WHAT TO WORK ON: Lines containing the word "bolting" are to be located and copied.

— start ENTRIES SUPPLIED —

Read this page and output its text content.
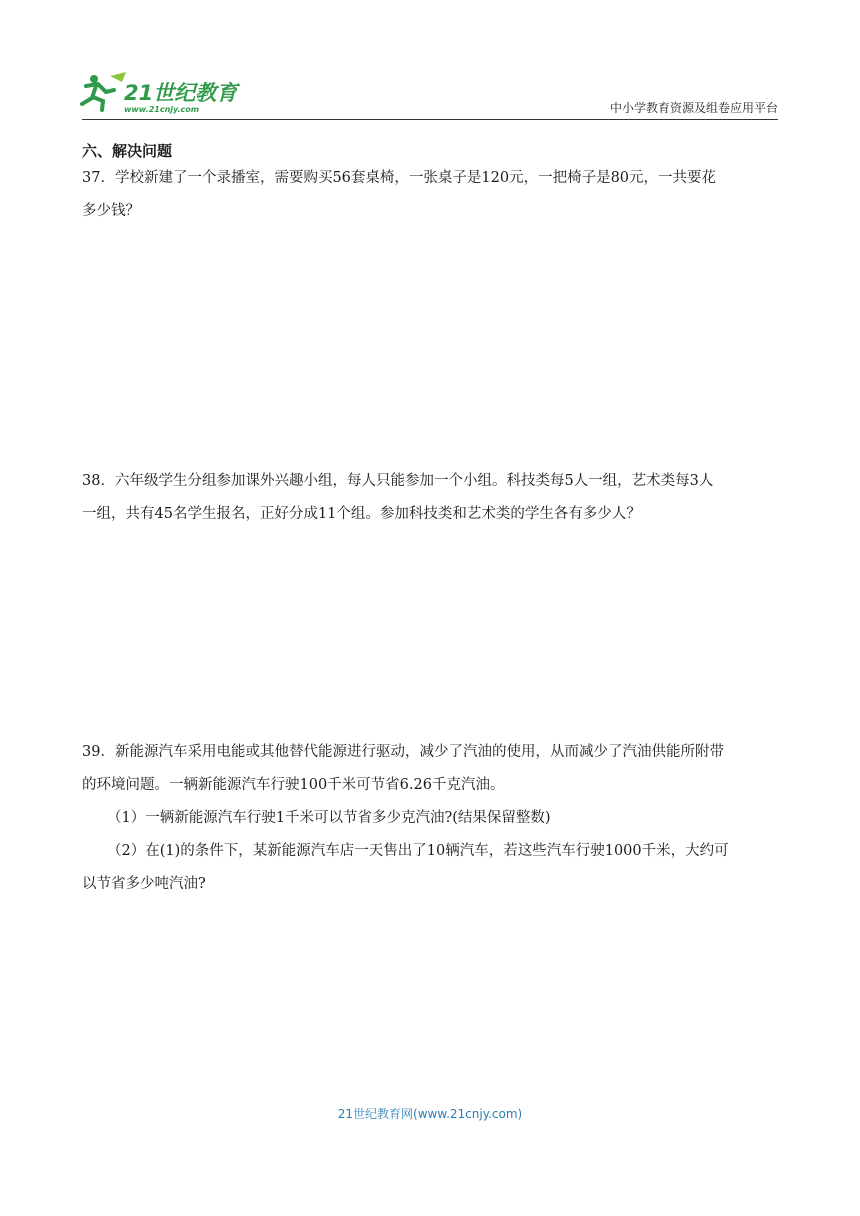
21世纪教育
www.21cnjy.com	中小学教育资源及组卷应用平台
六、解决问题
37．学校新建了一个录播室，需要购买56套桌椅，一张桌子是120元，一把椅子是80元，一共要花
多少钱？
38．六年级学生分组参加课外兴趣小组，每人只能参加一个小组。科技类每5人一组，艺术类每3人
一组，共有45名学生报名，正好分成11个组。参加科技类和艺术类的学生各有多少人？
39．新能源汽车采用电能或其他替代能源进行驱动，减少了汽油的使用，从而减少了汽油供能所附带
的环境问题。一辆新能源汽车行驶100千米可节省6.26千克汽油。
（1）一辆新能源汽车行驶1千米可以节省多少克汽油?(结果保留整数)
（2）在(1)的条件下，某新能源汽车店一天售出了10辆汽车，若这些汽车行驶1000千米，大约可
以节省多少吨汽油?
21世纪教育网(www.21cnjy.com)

— end ENTRIES SUPPLIED —
— start ENTRIES SUPPLIED —

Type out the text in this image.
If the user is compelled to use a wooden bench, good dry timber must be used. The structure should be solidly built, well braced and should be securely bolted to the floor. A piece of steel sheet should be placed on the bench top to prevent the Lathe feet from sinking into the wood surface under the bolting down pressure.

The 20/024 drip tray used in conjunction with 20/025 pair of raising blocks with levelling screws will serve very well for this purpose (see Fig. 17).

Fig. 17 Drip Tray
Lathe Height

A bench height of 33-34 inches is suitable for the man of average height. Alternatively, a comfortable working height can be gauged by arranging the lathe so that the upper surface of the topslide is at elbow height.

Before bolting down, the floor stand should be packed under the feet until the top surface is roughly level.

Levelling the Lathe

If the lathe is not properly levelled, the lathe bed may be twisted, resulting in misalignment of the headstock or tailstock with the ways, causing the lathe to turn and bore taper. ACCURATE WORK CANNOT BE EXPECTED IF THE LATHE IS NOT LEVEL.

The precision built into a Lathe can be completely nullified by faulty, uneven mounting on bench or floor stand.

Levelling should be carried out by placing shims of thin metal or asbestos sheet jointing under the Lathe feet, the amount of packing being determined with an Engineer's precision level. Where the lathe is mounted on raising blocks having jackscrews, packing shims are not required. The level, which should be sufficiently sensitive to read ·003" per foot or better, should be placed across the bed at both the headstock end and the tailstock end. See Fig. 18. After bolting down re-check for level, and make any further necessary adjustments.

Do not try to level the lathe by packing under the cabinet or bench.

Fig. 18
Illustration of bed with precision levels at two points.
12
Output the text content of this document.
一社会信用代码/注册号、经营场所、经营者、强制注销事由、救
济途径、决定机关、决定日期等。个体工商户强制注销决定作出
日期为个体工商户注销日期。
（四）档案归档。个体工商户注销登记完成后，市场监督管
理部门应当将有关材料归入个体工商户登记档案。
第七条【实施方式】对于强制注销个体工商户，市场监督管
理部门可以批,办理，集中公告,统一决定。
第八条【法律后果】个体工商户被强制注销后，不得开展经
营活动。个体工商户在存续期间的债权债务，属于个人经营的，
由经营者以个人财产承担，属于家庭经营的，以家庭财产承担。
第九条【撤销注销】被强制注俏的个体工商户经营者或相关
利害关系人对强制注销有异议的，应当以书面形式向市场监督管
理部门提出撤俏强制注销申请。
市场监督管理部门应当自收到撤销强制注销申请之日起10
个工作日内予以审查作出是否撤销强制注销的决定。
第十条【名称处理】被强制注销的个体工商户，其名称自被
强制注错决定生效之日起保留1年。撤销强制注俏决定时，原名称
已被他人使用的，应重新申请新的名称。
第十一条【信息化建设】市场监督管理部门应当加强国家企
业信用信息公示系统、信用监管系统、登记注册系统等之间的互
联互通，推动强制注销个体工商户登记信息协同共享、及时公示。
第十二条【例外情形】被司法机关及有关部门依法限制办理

— end ENTRIES SUPPLIED —

THE ANSWER:
If the user is compelled to use a wooden bench, good dry timber must be used. The structure should be solidly built, well braced and should be securely bolted to the floor. A piece of steel sheet should be placed on the bench top to prevent the Lathe feet from sinking into the wood surface under the bolting down pressure.
Before bolting down, the floor stand should be packed under the feet until the top surface is roughly level.
Levelling should be carried out by placing shims of thin metal or asbestos sheet jointing under the Lathe feet, the amount of packing being determined with an Engineer's precision level. Where the lathe is mounted on raising blocks having jackscrews, packing shims are not required. The level, which should be sufficiently sensitive to read ·003" per foot or better, should be placed across the bed at both the headstock end and the tailstock end. See Fig. 18. After bolting down re-check for level, and make any further necessary adjustments.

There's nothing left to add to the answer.